• [Dataset records]:
# # # # #

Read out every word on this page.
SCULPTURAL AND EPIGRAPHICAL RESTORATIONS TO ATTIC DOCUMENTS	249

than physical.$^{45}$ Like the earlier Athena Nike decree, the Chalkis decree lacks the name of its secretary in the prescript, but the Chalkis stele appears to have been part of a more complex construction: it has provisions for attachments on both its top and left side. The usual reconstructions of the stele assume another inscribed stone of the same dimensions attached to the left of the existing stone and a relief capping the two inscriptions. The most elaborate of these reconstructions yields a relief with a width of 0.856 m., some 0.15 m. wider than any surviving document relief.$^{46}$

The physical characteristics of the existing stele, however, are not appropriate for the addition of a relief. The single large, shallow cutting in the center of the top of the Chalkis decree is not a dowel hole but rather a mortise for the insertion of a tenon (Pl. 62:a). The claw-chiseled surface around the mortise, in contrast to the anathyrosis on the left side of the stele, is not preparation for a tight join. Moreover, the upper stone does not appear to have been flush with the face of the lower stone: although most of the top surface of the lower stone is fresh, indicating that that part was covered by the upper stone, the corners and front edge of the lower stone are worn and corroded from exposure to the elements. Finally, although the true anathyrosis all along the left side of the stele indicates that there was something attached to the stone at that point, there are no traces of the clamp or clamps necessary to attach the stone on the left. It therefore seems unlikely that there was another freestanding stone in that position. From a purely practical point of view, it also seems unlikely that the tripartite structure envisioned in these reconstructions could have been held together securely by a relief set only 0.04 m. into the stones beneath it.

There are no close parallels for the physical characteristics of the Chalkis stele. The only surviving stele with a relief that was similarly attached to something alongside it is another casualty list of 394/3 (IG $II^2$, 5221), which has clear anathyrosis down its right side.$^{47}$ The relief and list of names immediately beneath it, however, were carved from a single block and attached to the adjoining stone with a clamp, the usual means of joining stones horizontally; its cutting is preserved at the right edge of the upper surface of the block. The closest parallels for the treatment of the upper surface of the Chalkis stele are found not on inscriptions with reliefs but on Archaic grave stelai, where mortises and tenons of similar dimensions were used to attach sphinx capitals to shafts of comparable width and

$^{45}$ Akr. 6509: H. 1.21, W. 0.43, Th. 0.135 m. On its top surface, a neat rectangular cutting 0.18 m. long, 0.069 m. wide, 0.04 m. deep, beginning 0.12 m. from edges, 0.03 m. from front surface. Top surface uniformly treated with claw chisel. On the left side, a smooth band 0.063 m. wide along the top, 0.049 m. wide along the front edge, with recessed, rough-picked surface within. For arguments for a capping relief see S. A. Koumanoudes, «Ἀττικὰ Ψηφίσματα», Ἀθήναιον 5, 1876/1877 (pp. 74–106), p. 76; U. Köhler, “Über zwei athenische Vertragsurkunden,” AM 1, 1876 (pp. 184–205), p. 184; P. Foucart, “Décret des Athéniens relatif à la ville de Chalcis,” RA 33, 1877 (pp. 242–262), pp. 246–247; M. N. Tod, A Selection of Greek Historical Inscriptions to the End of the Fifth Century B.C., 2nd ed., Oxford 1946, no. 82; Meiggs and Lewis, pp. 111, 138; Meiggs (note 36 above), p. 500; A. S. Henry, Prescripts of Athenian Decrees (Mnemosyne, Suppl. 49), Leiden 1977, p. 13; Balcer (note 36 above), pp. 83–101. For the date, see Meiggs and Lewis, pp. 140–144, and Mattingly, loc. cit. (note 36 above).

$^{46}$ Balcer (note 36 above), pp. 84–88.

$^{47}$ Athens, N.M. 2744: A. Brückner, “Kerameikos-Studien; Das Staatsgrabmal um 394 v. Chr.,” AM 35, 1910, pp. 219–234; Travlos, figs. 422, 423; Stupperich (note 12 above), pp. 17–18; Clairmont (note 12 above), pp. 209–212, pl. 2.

# # # # #

• [What needs to be done]:
Write out all the data again, exactly as it appears.

• [Problem solution]:
Read out every word on this page.
SCULPTURAL AND EPIGRAPHICAL RESTORATIONS TO ATTIC DOCUMENTS	249

than physical.$^{45}$ Like the earlier Athena Nike decree, the Chalkis decree lacks the name of its secretary in the prescript, but the Chalkis stele appears to have been part of a more complex construction: it has provisions for attachments on both its top and left side. The usual reconstructions of the stele assume another inscribed stone of the same dimensions attached to the left of the existing stone and a relief capping the two inscriptions. The most elaborate of these reconstructions yields a relief with a width of 0.856 m., some 0.15 m. wider than any surviving document relief.$^{46}$

The physical characteristics of the existing stele, however, are not appropriate for the addition of a relief. The single large, shallow cutting in the center of the top of the Chalkis decree is not a dowel hole but rather a mortise for the insertion of a tenon (Pl. 62:a). The claw-chiseled surface around the mortise, in contrast to the anathyrosis on the left side of the stele, is not preparation for a tight join. Moreover, the upper stone does not appear to have been flush with the face of the lower stone: although most of the top surface of the lower stone is fresh, indicating that that part was covered by the upper stone, the corners and front edge of the lower stone are worn and corroded from exposure to the elements. Finally, although the true anathyrosis all along the left side of the stele indicates that there was something attached to the stone at that point, there are no traces of the clamp or clamps necessary to attach the stone on the left. It therefore seems unlikely that there was another freestanding stone in that position. From a purely practical point of view, it also seems unlikely that the tripartite structure envisioned in these reconstructions could have been held together securely by a relief set only 0.04 m. into the stones beneath it.

There are no close parallels for the physical characteristics of the Chalkis stele. The only surviving stele with a relief that was similarly attached to something alongside it is another casualty list of 394/3 (IG $II^2$, 5221), which has clear anathyrosis down its right side.$^{47}$ The relief and list of names immediately beneath it, however, were carved from a single block and attached to the adjoining stone with a clamp, the usual means of joining stones horizontally; its cutting is preserved at the right edge of the upper surface of the block. The closest parallels for the treatment of the upper surface of the Chalkis stele are found not on inscriptions with reliefs but on Archaic grave stelai, where mortises and tenons of similar dimensions were used to attach sphinx capitals to shafts of comparable width and

$^{45}$ Akr. 6509: H. 1.21, W. 0.43, Th. 0.135 m. On its top surface, a neat rectangular cutting 0.18 m. long, 0.069 m. wide, 0.04 m. deep, beginning 0.12 m. from edges, 0.03 m. from front surface. Top surface uniformly treated with claw chisel. On the left side, a smooth band 0.063 m. wide along the top, 0.049 m. wide along the front edge, with recessed, rough-picked surface within. For arguments for a capping relief see S. A. Koumanoudes, «Ἀττικὰ Ψηφίσματα», Ἀθήναιον 5, 1876/1877 (pp. 74–106), p. 76; U. Köhler, “Über zwei athenische Vertragsurkunden,” AM 1, 1876 (pp. 184–205), p. 184; P. Foucart, “Décret des Athéniens relatif à la ville de Chalcis,” RA 33, 1877 (pp. 242–262), pp. 246–247; M. N. Tod, A Selection of Greek Historical Inscriptions to the End of the Fifth Century B.C., 2nd ed., Oxford 1946, no. 82; Meiggs and Lewis, pp. 111, 138; Meiggs (note 36 above), p. 500; A. S. Henry, Prescripts of Athenian Decrees (Mnemosyne, Suppl. 49), Leiden 1977, p. 13; Balcer (note 36 above), pp. 83–101. For the date, see Meiggs and Lewis, pp. 140–144, and Mattingly, loc. cit. (note 36 above).

$^{46}$ Balcer (note 36 above), pp. 84–88.

$^{47}$ Athens, N.M. 2744: A. Brückner, “Kerameikos-Studien; Das Staatsgrabmal um 394 v. Chr.,” AM 35, 1910, pp. 219–234; Travlos, figs. 422, 423; Stupperich (note 12 above), pp. 17–18; Clairmont (note 12 above), pp. 209–212, pl. 2.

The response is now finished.